Womens’ Talking Circle creates space for important conversations

Katy Sandoval and Professor Mayu Nishimura

Professor Mayu Nishimura and PhD student Katy Celina Sandoval coordinate the Psychology, Neuroscience and Behaviour Women's Talking Circle. The group covers issues that don’t typically come up in lab meetings, including mental health supports, gender bias in reference writing, mansplaining in meetings and conflicting expectations for men and women.

Katy Celina Sandoval was at a conference poster session when a scientist walked up to a graduate student, disregarded her research and months of work, guessed at her ethnicity and asked about Indian restaurants in town.

Word quickly spread. Sandoval joined a long queue of attendees who made a point of talking with the student about her research for the rest of the conference.

The experience stayed with her.

“I want to help make positive changes for future graduate students and all the women in our department,” says Sandoval, a PhD candidate in neuroscience.

Sandoval coordinates the Women’s Talking Circle in the department of Psychology, Neuroscience & Behaviour in the Faculty of Science.

She’s also the founder and coordinator of the Latinx WomXn Poderosas Circle at McMaster.

Topics at the PNB Women’s Talking Circle have included feminine health, mental health supports for graduate students, gender bias in reference writing, mansplaining in meetings and conflicting expectations for men and women attending conferences: Women are told how to dress — dress up but not too much, with just the right amount of makeup — but there are men who show up in T-shirts, shorts and flip-flops.

“These day-to-day challenges aren’t issues that typically come up during lab meetings,” says Sandoval who puts out a newsletter that builds on discussions from the Women’s Talking Circle. “While these are difficult conversations, they’re overdue conversations that need to happen.”

◆ INFORMATION SUPPLIED ◆

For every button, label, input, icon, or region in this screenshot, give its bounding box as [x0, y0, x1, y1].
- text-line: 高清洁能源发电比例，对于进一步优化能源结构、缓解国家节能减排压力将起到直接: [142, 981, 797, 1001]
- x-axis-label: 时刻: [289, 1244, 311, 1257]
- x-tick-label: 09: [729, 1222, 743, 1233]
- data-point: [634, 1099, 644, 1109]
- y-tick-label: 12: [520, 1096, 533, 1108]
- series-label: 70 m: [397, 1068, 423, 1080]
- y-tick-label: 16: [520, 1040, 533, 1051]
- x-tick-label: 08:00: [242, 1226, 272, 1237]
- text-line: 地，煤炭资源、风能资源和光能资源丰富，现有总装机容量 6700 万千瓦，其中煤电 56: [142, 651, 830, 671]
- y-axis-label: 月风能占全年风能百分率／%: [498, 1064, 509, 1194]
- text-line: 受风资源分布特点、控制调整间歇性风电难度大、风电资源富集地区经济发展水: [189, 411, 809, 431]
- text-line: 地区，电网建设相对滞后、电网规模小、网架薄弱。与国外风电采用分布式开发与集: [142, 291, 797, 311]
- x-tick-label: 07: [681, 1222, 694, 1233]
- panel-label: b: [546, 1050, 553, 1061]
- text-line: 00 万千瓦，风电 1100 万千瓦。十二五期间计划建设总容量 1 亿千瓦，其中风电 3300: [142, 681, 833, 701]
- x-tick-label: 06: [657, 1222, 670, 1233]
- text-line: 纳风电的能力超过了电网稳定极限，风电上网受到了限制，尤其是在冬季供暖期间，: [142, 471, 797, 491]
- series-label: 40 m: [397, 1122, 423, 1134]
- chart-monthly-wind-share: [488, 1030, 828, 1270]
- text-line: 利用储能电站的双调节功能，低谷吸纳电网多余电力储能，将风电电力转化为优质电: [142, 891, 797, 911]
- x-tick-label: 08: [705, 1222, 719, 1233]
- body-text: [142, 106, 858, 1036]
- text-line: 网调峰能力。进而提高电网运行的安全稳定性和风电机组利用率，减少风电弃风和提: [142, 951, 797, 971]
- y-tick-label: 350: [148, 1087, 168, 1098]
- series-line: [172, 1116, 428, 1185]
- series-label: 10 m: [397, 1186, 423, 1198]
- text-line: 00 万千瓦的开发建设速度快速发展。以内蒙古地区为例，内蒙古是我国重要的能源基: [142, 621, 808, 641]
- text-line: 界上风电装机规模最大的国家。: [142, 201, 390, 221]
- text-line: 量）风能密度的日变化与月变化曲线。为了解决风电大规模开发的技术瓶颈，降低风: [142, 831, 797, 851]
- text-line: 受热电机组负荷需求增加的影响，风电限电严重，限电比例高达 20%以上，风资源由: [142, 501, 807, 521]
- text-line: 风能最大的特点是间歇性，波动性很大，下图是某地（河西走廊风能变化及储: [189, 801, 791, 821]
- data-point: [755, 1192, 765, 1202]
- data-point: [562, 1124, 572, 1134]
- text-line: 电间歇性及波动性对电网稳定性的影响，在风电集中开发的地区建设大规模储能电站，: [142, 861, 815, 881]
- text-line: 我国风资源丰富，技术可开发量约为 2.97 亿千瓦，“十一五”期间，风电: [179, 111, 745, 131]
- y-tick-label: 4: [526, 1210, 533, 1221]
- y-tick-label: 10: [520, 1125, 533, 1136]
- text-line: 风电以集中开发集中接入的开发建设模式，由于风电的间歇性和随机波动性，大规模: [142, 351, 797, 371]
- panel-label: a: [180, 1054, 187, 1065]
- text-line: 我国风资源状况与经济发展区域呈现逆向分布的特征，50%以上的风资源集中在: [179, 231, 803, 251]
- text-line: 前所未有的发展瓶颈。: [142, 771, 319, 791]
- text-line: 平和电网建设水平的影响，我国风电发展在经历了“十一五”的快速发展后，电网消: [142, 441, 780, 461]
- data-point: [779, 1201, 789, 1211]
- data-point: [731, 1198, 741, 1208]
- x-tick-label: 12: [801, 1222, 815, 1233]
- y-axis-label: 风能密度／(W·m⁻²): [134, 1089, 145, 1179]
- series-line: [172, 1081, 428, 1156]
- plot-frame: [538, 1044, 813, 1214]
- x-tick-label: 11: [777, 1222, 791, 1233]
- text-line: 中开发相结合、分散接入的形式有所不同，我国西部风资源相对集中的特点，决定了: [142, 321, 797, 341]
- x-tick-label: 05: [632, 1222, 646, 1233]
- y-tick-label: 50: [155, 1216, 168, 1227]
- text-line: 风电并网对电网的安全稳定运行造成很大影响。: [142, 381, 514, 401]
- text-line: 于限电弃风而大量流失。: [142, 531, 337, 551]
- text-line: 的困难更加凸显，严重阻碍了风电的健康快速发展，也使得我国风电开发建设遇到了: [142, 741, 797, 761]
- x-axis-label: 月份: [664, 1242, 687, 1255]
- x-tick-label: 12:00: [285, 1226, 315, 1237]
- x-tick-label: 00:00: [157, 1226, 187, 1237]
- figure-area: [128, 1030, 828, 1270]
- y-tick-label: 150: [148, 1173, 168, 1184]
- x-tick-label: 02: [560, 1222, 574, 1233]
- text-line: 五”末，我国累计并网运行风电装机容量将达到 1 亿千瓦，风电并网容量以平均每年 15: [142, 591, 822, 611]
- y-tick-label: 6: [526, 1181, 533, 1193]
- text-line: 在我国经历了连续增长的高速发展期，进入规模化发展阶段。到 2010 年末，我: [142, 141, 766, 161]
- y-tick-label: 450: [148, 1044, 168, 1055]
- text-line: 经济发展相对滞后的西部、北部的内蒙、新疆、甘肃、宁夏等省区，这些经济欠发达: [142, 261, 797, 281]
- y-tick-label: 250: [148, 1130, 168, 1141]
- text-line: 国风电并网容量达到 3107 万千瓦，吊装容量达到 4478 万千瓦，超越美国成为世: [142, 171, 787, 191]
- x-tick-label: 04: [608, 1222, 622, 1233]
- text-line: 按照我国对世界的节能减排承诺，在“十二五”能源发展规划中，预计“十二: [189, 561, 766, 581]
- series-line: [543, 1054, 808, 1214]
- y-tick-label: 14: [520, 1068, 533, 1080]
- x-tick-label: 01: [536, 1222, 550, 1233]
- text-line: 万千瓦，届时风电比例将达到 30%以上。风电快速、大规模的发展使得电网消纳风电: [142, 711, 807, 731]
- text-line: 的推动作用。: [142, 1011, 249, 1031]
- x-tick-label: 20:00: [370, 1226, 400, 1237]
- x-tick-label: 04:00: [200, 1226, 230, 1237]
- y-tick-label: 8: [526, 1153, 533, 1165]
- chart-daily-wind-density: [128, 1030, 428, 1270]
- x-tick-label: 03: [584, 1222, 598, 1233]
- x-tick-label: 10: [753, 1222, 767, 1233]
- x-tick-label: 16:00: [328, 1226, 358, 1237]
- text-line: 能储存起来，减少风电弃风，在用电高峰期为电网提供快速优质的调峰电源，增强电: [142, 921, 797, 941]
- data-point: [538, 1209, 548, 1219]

◆ ASSIGNED TASK 1 ◆
Please write out, word for word, the passage of the Women's Talking Circle article that starts at the words "Word quickly spread." and ends after the words "stayed with her.".
◆ ASSIGNED TASK 2 ◆
According to the Women's Talking Circle article, what group at McMaster did Sandoval found?
The listing has no role in these tasks.

◆ ANSWER AREA 1 ◆
Word quickly spread. Sandoval joined a long queue of attendees who made a point of talking with the student about her research for the rest of the conference.

The experience stayed with her.

◆ ANSWER AREA 2 ◆
The Latinx WomXn Poderosas Circle.